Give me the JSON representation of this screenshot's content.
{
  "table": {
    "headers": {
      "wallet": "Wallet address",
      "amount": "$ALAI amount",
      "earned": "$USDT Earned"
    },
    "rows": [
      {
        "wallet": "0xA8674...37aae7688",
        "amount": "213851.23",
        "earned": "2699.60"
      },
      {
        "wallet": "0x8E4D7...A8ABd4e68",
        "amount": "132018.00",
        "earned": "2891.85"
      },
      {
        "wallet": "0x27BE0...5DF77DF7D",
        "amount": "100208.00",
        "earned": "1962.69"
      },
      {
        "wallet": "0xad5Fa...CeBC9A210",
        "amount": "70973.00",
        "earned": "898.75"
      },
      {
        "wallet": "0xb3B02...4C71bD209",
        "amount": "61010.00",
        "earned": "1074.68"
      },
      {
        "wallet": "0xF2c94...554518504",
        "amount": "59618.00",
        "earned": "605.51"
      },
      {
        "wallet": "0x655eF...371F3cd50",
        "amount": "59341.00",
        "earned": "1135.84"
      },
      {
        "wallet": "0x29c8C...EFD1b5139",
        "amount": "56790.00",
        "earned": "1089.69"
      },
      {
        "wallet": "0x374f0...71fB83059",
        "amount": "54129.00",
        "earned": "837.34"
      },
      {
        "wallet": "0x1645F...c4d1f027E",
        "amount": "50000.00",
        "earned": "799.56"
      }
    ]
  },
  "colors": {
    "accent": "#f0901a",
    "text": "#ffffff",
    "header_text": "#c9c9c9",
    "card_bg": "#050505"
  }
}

..........

◆ Exercise aim ◆
Restate the whole of the material exactly.

◆ Response for this exercise ◆
Give me the JSON representation of this screenshot's content.
{
  "table": {
    "headers": {
      "wallet": "Wallet address",
      "amount": "$ALAI amount",
      "earned": "$USDT Earned"
    },
    "rows": [
      {
        "wallet": "0xA8674...37aae7688",
        "amount": "213851.23",
        "earned": "2699.60"
      },
      {
        "wallet": "0x8E4D7...A8ABd4e68",
        "amount": "132018.00",
        "earned": "2891.85"
      },
      {
        "wallet": "0x27BE0...5DF77DF7D",
        "amount": "100208.00",
        "earned": "1962.69"
      },
      {
        "wallet": "0xad5Fa...CeBC9A210",
        "amount": "70973.00",
        "earned": "898.75"
      },
      {
        "wallet": "0xb3B02...4C71bD209",
        "amount": "61010.00",
        "earned": "1074.68"
      },
      {
        "wallet": "0xF2c94...554518504",
        "amount": "59618.00",
        "earned": "605.51"
      },
      {
        "wallet": "0x655eF...371F3cd50",
        "amount": "59341.00",
        "earned": "1135.84"
      },
      {
        "wallet": "0x29c8C...EFD1b5139",
        "amount": "56790.00",
        "earned": "1089.69"
      },
      {
        "wallet": "0x374f0...71fB83059",
        "amount": "54129.00",
        "earned": "837.34"
      },
      {
        "wallet": "0x1645F...c4d1f027E",
        "amount": "50000.00",
        "earned": "799.56"
      }
    ]
  },
  "colors": {
    "accent": "#f0901a",
    "text": "#ffffff",
    "header_text": "#c9c9c9",
    "card_bg": "#050505"
  }
}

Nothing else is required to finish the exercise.